• [What needs to be done]:
Please give the data below again in full, exactly as it stands.

• [Provided entries]:

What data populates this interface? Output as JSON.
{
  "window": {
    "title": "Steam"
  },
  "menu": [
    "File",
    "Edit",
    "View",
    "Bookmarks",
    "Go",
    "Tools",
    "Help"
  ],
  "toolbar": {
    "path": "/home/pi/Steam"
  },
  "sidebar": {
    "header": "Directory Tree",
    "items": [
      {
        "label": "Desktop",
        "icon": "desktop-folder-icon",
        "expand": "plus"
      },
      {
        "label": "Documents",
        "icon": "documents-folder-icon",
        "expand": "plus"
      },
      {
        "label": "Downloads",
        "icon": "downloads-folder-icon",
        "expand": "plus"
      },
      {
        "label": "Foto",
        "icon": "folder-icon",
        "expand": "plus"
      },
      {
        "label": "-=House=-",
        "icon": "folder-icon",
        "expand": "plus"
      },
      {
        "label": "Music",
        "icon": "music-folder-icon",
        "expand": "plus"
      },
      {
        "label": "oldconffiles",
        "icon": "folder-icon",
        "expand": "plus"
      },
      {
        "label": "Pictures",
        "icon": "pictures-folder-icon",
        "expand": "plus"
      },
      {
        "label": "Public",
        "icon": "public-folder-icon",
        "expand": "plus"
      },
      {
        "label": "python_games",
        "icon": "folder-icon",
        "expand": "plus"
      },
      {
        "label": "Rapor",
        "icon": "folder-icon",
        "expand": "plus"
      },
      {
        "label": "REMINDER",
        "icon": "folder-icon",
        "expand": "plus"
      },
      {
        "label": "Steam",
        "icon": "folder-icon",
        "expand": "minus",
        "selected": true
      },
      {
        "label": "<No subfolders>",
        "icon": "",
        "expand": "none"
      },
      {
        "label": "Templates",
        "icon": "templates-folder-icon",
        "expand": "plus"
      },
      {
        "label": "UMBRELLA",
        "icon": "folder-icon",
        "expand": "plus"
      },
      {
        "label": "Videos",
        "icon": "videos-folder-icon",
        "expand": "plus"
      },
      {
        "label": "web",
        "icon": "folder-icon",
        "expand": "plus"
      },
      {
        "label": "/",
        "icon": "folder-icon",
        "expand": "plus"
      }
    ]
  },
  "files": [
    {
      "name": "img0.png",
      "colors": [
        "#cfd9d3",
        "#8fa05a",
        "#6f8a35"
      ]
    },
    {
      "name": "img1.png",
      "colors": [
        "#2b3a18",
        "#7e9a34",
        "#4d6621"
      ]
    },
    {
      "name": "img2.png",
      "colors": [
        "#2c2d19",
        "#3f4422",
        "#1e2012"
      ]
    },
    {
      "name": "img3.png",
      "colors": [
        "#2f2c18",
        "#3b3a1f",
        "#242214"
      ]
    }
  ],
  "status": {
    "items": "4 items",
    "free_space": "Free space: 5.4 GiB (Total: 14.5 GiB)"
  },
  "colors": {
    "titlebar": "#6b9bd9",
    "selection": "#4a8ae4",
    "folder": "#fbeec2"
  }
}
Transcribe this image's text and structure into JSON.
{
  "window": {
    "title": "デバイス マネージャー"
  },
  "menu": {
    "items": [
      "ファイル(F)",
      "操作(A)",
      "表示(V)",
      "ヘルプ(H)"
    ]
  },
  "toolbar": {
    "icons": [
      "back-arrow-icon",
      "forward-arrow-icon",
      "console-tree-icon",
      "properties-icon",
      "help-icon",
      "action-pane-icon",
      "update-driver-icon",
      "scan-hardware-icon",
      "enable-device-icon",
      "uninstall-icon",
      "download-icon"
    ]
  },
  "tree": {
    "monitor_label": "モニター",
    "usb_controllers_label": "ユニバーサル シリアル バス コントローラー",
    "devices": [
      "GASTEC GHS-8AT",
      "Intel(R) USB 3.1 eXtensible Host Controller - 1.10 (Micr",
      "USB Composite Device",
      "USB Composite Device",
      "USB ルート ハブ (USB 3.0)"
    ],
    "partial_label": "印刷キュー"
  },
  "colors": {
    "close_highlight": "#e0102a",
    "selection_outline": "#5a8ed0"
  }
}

• [Solution below]:
What data populates this interface? Output as JSON.
{
  "window": {
    "title": "Steam"
  },
  "menu": [
    "File",
    "Edit",
    "View",
    "Bookmarks",
    "Go",
    "Tools",
    "Help"
  ],
  "toolbar": {
    "path": "/home/pi/Steam"
  },
  "sidebar": {
    "header": "Directory Tree",
    "items": [
      {
        "label": "Desktop",
        "icon": "desktop-folder-icon",
        "expand": "plus"
      },
      {
        "label": "Documents",
        "icon": "documents-folder-icon",
        "expand": "plus"
      },
      {
        "label": "Downloads",
        "icon": "downloads-folder-icon",
        "expand": "plus"
      },
      {
        "label": "Foto",
        "icon": "folder-icon",
        "expand": "plus"
      },
      {
        "label": "-=House=-",
        "icon": "folder-icon",
        "expand": "plus"
      },
      {
        "label": "Music",
        "icon": "music-folder-icon",
        "expand": "plus"
      },
      {
        "label": "oldconffiles",
        "icon": "folder-icon",
        "expand": "plus"
      },
      {
        "label": "Pictures",
        "icon": "pictures-folder-icon",
        "expand": "plus"
      },
      {
        "label": "Public",
        "icon": "public-folder-icon",
        "expand": "plus"
      },
      {
        "label": "python_games",
        "icon": "folder-icon",
        "expand": "plus"
      },
      {
        "label": "Rapor",
        "icon": "folder-icon",
        "expand": "plus"
      },
      {
        "label": "REMINDER",
        "icon": "folder-icon",
        "expand": "plus"
      },
      {
        "label": "Steam",
        "icon": "folder-icon",
        "expand": "minus",
        "selected": true
      },
      {
        "label": "<No subfolders>",
        "icon": "",
        "expand": "none"
      },
      {
        "label": "Templates",
        "icon": "templates-folder-icon",
        "expand": "plus"
      },
      {
        "label": "UMBRELLA",
        "icon": "folder-icon",
        "expand": "plus"
      },
      {
        "label": "Videos",
        "icon": "videos-folder-icon",
        "expand": "plus"
      },
      {
        "label": "web",
        "icon": "folder-icon",
        "expand": "plus"
      },
      {
        "label": "/",
        "icon": "folder-icon",
        "expand": "plus"
      }
    ]
  },
  "files": [
    {
      "name": "img0.png",
      "colors": [
        "#cfd9d3",
        "#8fa05a",
        "#6f8a35"
      ]
    },
    {
      "name": "img1.png",
      "colors": [
        "#2b3a18",
        "#7e9a34",
        "#4d6621"
      ]
    },
    {
      "name": "img2.png",
      "colors": [
        "#2c2d19",
        "#3f4422",
        "#1e2012"
      ]
    },
    {
      "name": "img3.png",
      "colors": [
        "#2f2c18",
        "#3b3a1f",
        "#242214"
      ]
    }
  ],
  "status": {
    "items": "4 items",
    "free_space": "Free space: 5.4 GiB (Total: 14.5 GiB)"
  },
  "colors": {
    "titlebar": "#6b9bd9",
    "selection": "#4a8ae4",
    "folder": "#fbeec2"
  }
}
Transcribe this image's text and structure into JSON.
{
  "window": {
    "title": "デバイス マネージャー"
  },
  "menu": {
    "items": [
      "ファイル(F)",
      "操作(A)",
      "表示(V)",
      "ヘルプ(H)"
    ]
  },
  "toolbar": {
    "icons": [
      "back-arrow-icon",
      "forward-arrow-icon",
      "console-tree-icon",
      "properties-icon",
      "help-icon",
      "action-pane-icon",
      "update-driver-icon",
      "scan-hardware-icon",
      "enable-device-icon",
      "uninstall-icon",
      "download-icon"
    ]
  },
  "tree": {
    "monitor_label": "モニター",
    "usb_controllers_label": "ユニバーサル シリアル バス コントローラー",
    "devices": [
      "GASTEC GHS-8AT",
      "Intel(R) USB 3.1 eXtensible Host Controller - 1.10 (Micr",
      "USB Composite Device",
      "USB Composite Device",
      "USB ルート ハブ (USB 3.0)"
    ],
    "partial_label": "印刷キュー"
  },
  "colors": {
    "close_highlight": "#e0102a",
    "selection_outline": "#5a8ed0"
  }
}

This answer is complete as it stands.